_Source passage_
# Review - Halfords Telescopic Window Cleaner



## pxr5 (Feb 13, 2012)

*Review - Halfords Telescopic Window Cleaner*

*Introduction*

I've had my A7 for nearly a year and I've not really cleaned the inside of the rear screen as it's so difficult to get to. I vape too, so over time, a thin mist develops on the glass. My previous car was an A6 and I could just about manage to do the inside of the rear screen by hand - I'm 6'4" tall and have a long reach. In the A7 though it's impossible to reach the glass at the back at all. I did try on my last wash, but only managed to smear glass polish on the glass which I couldn't remove. I even made a temporary tool with a kitchen spatula and a microfibre wrapped around the end, held on with an elastic band. Of course this didn't work.

Anyway after watching the Forensic Detail channel videos last week and in the glass cleaning one, Jon mentions and recommends the Halfords Telescopic Window Cleaner.






I'ver looked at similar items on ebay before, but they always looked too flimsy. Well this one that John described looked quite robust and easily purchased from Halfords. So off I went to get one along with 2 spare pads.

*The Product*










And here is it. Packaged against a cardboard panel and held on with 2 twist ties.










And the rear packaging.

This is from Halfords web-site:

Halfords Long Reach Windscreen Cleaner

The Halfords Long Reach Windscreen Cleaner comes with a telescopic flexible head allowing easy access to windscreens. With it's telescopic reach and flexible head, this cleaner is perfect for cleaning your windscreen and in particular those areas at the base that are difficult to reach. The microfibres are washable so it can be used many times and are ideal picking up dirt and moisture and the gentle padding allows a good contact across a curved screen.
Halfords Long Reach Windscreen Cleaner Extra Info


Use pad for cleaning and de-misting
Use dry or damp on the inside of the vehicle
Extended reach of 45cm

First impressions are good. It seems very sturdy. The handle is telescopic and the head pivots from flat to the handle all the way over. The handle is unlocked with a twist, extended, and re-locked with a twist in the opposite direction. Same again to store the handle back in. I'd say closed up it would be perfect as it is for a front windscreen. But I needed the reach so opened up and it does seem long enough.










Closed position - length 10.5" (266mm)










Handle extended - length 17" (432mm)

The pad itself is 6"x4" (150mm x 100mm) and made of the same material as a glass cloth. It's very slightly padded, so absorbent too. It attaches to the tool with a hook and loop (velcro) backing.

*The Method*

As mentioned, my A7 needed the rear inside glass cleaning to to the mess of polish and vape mist.










The screen photographed from the back seat. It's fair reach which the camera doesn't really show.

_What is required_
Write the next part of the Halfords telescopic window cleaner review, picking up right after its final sentence.

_Information shown_
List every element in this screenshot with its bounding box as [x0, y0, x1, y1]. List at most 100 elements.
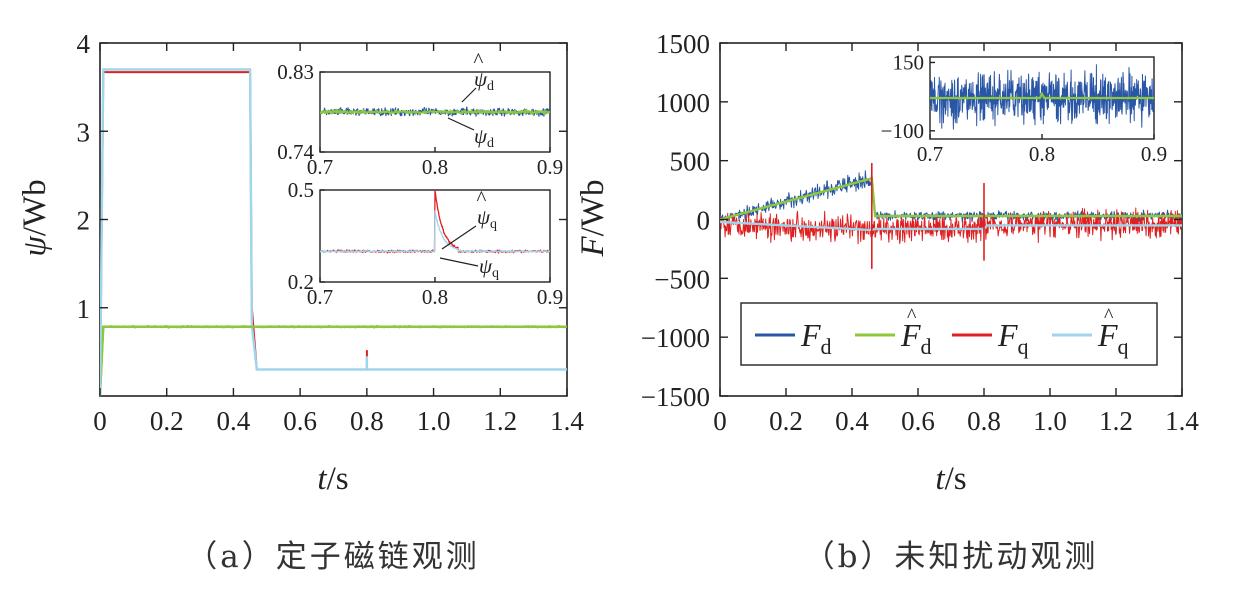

_Reply_
You can see the angle better from the outside and it really is awkward to get to. You would think doing it from the outside would be easier, like a hatchback or estate. But the rear screen in the A7 has a panel covering the glass so is inaccessible from the outside.

I decided to use a spray on cleaner rather than polish (normally Autoglym) as there was polish residue to get off too.










I love this stuff. Nilco Nilglass from B&Q. Cheap and sometimes on offer for 5l.










I gave the pad a liberal spray with the handle extended.




























Using the tool was a breeze. It's pivoting head and large flat-sided pad ensure all of the glass could be attacked, even into all the corners and to the very base of the window. I think this square pad is much better at reaching all the glass than I suppose triangle shaped ones are. I did the whole scren in a couple of minutes. As it is so cold today the glass cleaner didn't evaporate. So I decided to use a dry pad from the 2 pack of spares that I'd bought to remove the residue.










The pack of replacement pads.










Spare dry pad.










Pad removal.

I replaced the damp pad with the new, dry one. I went over the glass removing any residue from the window. The glass was pristine with no evidence of any polish or dirt.

*Price*

Halfords Telescopic Window Cleaner (comes with one pad) - £6.00
2 pack of replacement pads - £2.00.

*Would I Use it Again*

Absolutely. My only regret is that I'd never bought one before. Makes front screen cleaning much easier. I had a quick go on the front too and it's fantastic. Where it really comes into its own is on rear glass screens like on an A7; and absolute must.

*Conclusion*

Definitely recommended. Very sturdy, great pads and easy to use. I would not be with out one of these now and big thanks to Jon at Forensic Detailing for recommending it. At £8.00 all in, it's a no brainer. 10/10


----------



## Andyblue (Jun 20, 2017)

Cheers mate. 

Great review, I’ve got one on order as can’t get in to rear screen on my coupe.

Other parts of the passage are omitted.